• _Exercise goal_
Write out all the material exactly. Leave nothing out.
--- START Records shown ---
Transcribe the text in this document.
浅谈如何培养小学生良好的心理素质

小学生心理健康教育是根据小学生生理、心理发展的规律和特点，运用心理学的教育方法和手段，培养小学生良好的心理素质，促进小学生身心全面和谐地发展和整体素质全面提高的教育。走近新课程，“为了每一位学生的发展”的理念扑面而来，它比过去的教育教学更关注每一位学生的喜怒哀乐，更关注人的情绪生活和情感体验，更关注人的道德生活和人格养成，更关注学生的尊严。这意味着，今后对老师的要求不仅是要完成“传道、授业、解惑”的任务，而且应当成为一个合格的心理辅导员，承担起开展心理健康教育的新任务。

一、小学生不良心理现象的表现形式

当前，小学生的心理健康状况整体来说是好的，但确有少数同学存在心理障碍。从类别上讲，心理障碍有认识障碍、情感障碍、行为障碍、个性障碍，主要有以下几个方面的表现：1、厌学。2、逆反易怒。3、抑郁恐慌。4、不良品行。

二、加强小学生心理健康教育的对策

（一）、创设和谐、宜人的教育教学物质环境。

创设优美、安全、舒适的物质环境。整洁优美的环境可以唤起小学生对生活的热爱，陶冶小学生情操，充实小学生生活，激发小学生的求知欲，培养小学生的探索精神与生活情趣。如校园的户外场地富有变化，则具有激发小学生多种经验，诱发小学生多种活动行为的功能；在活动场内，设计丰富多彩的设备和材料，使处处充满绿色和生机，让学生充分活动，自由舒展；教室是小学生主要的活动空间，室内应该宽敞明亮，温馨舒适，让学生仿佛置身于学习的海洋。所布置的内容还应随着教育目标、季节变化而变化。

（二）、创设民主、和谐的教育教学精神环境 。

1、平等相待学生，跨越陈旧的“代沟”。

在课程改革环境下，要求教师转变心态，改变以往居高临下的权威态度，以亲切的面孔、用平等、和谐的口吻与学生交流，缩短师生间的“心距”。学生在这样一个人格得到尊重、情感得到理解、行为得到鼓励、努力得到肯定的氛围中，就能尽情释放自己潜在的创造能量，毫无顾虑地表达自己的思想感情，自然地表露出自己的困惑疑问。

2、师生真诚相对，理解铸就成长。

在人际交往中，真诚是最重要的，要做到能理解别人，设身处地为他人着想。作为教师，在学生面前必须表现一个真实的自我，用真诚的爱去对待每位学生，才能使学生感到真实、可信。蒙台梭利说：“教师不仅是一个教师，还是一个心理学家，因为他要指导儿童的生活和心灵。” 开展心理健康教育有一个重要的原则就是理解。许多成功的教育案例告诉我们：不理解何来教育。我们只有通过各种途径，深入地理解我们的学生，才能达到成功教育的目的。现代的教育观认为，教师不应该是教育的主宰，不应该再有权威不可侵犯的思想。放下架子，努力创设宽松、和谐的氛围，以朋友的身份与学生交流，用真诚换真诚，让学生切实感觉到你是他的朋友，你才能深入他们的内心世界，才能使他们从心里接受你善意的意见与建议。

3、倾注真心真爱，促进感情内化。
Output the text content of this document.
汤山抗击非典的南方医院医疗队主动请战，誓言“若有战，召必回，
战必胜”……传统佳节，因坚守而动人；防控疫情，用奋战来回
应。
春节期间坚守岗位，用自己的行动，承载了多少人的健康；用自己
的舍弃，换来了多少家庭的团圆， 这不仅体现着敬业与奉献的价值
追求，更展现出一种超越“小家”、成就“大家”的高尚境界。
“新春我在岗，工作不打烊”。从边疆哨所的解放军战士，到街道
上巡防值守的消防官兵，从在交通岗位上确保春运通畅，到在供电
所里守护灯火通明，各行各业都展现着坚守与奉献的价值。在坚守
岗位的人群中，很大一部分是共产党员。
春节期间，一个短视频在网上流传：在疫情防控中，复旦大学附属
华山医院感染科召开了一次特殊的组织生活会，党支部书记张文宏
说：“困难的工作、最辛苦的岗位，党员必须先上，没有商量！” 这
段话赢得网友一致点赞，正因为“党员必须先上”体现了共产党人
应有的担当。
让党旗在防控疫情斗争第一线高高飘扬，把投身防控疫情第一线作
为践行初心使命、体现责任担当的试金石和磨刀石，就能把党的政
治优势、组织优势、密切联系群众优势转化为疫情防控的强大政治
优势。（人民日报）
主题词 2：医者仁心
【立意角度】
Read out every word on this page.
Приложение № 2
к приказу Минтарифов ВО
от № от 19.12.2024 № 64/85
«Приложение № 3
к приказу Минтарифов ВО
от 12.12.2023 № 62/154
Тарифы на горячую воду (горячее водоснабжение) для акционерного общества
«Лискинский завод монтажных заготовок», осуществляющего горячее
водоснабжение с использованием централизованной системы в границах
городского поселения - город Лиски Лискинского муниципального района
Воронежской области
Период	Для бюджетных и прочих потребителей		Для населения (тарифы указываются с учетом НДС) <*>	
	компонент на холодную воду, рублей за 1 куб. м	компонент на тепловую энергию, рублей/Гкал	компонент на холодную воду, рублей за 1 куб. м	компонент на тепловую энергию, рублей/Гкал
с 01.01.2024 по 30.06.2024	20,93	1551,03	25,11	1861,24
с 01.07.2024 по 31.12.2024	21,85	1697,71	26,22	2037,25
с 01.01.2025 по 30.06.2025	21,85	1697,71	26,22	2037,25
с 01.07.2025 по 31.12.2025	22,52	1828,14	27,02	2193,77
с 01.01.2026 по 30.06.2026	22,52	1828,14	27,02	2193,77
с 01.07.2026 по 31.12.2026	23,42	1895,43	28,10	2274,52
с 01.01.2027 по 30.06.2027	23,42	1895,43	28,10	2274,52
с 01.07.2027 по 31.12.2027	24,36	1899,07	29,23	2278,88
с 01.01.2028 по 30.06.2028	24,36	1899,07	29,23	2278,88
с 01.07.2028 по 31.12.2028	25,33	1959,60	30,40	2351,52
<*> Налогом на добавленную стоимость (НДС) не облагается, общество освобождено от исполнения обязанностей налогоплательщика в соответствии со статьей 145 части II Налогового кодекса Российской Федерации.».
--- END Records shown ---
• _Task answer_
Transcribe the text in this document.
浅谈如何培养小学生良好的心理素质

小学生心理健康教育是根据小学生生理、心理发展的规律和特点，运用心理学的教育方法和手段，培养小学生良好的心理素质，促进小学生身心全面和谐地发展和整体素质全面提高的教育。走近新课程，“为了每一位学生的发展”的理念扑面而来，它比过去的教育教学更关注每一位学生的喜怒哀乐，更关注人的情绪生活和情感体验，更关注人的道德生活和人格养成，更关注学生的尊严。这意味着，今后对老师的要求不仅是要完成“传道、授业、解惑”的任务，而且应当成为一个合格的心理辅导员，承担起开展心理健康教育的新任务。

一、小学生不良心理现象的表现形式

当前，小学生的心理健康状况整体来说是好的，但确有少数同学存在心理障碍。从类别上讲，心理障碍有认识障碍、情感障碍、行为障碍、个性障碍，主要有以下几个方面的表现：1、厌学。2、逆反易怒。3、抑郁恐慌。4、不良品行。

二、加强小学生心理健康教育的对策

（一）、创设和谐、宜人的教育教学物质环境。

创设优美、安全、舒适的物质环境。整洁优美的环境可以唤起小学生对生活的热爱，陶冶小学生情操，充实小学生生活，激发小学生的求知欲，培养小学生的探索精神与生活情趣。如校园的户外场地富有变化，则具有激发小学生多种经验，诱发小学生多种活动行为的功能；在活动场内，设计丰富多彩的设备和材料，使处处充满绿色和生机，让学生充分活动，自由舒展；教室是小学生主要的活动空间，室内应该宽敞明亮，温馨舒适，让学生仿佛置身于学习的海洋。所布置的内容还应随着教育目标、季节变化而变化。

（二）、创设民主、和谐的教育教学精神环境 。

1、平等相待学生，跨越陈旧的“代沟”。

在课程改革环境下，要求教师转变心态，改变以往居高临下的权威态度，以亲切的面孔、用平等、和谐的口吻与学生交流，缩短师生间的“心距”。学生在这样一个人格得到尊重、情感得到理解、行为得到鼓励、努力得到肯定的氛围中，就能尽情释放自己潜在的创造能量，毫无顾虑地表达自己的思想感情，自然地表露出自己的困惑疑问。

2、师生真诚相对，理解铸就成长。

在人际交往中，真诚是最重要的，要做到能理解别人，设身处地为他人着想。作为教师，在学生面前必须表现一个真实的自我，用真诚的爱去对待每位学生，才能使学生感到真实、可信。蒙台梭利说：“教师不仅是一个教师，还是一个心理学家，因为他要指导儿童的生活和心灵。” 开展心理健康教育有一个重要的原则就是理解。许多成功的教育案例告诉我们：不理解何来教育。我们只有通过各种途径，深入地理解我们的学生，才能达到成功教育的目的。现代的教育观认为，教师不应该是教育的主宰，不应该再有权威不可侵犯的思想。放下架子，努力创设宽松、和谐的氛围，以朋友的身份与学生交流，用真诚换真诚，让学生切实感觉到你是他的朋友，你才能深入他们的内心世界，才能使他们从心里接受你善意的意见与建议。

3、倾注真心真爱，促进感情内化。
Output the text content of this document.
汤山抗击非典的南方医院医疗队主动请战，誓言“若有战，召必回，
战必胜”……传统佳节，因坚守而动人；防控疫情，用奋战来回
应。
春节期间坚守岗位，用自己的行动，承载了多少人的健康；用自己
的舍弃，换来了多少家庭的团圆， 这不仅体现着敬业与奉献的价值
追求，更展现出一种超越“小家”、成就“大家”的高尚境界。
“新春我在岗，工作不打烊”。从边疆哨所的解放军战士，到街道
上巡防值守的消防官兵，从在交通岗位上确保春运通畅，到在供电
所里守护灯火通明，各行各业都展现着坚守与奉献的价值。在坚守
岗位的人群中，很大一部分是共产党员。
春节期间，一个短视频在网上流传：在疫情防控中，复旦大学附属
华山医院感染科召开了一次特殊的组织生活会，党支部书记张文宏
说：“困难的工作、最辛苦的岗位，党员必须先上，没有商量！” 这
段话赢得网友一致点赞，正因为“党员必须先上”体现了共产党人
应有的担当。
让党旗在防控疫情斗争第一线高高飘扬，把投身防控疫情第一线作
为践行初心使命、体现责任担当的试金石和磨刀石，就能把党的政
治优势、组织优势、密切联系群众优势转化为疫情防控的强大政治
优势。（人民日报）
主题词 2：医者仁心
【立意角度】
Read out every word on this page.
Приложение № 2
к приказу Минтарифов ВО
от № от 19.12.2024 № 64/85
«Приложение № 3
к приказу Минтарифов ВО
от 12.12.2023 № 62/154
Тарифы на горячую воду (горячее водоснабжение) для акционерного общества
«Лискинский завод монтажных заготовок», осуществляющего горячее
водоснабжение с использованием централизованной системы в границах
городского поселения - город Лиски Лискинского муниципального района
Воронежской области
Период	Для бюджетных и прочих потребителей		Для населения (тарифы указываются с учетом НДС) <*>	
	компонент на холодную воду, рублей за 1 куб. м	компонент на тепловую энергию, рублей/Гкал	компонент на холодную воду, рублей за 1 куб. м	компонент на тепловую энергию, рублей/Гкал
с 01.01.2024 по 30.06.2024	20,93	1551,03	25,11	1861,24
с 01.07.2024 по 31.12.2024	21,85	1697,71	26,22	2037,25
с 01.01.2025 по 30.06.2025	21,85	1697,71	26,22	2037,25
с 01.07.2025 по 31.12.2025	22,52	1828,14	27,02	2193,77
с 01.01.2026 по 30.06.2026	22,52	1828,14	27,02	2193,77
с 01.07.2026 по 31.12.2026	23,42	1895,43	28,10	2274,52
с 01.01.2027 по 30.06.2027	23,42	1895,43	28,10	2274,52
с 01.07.2027 по 31.12.2027	24,36	1899,07	29,23	2278,88
с 01.01.2028 по 30.06.2028	24,36	1899,07	29,23	2278,88
с 01.07.2028 по 31.12.2028	25,33	1959,60	30,40	2351,52
<*> Налогом на добавленную стоимость (НДС) не облагается, общество освобождено от исполнения обязанностей налогоплательщика в соответствии со статьей 145 части II Налогового кодекса Российской Федерации.».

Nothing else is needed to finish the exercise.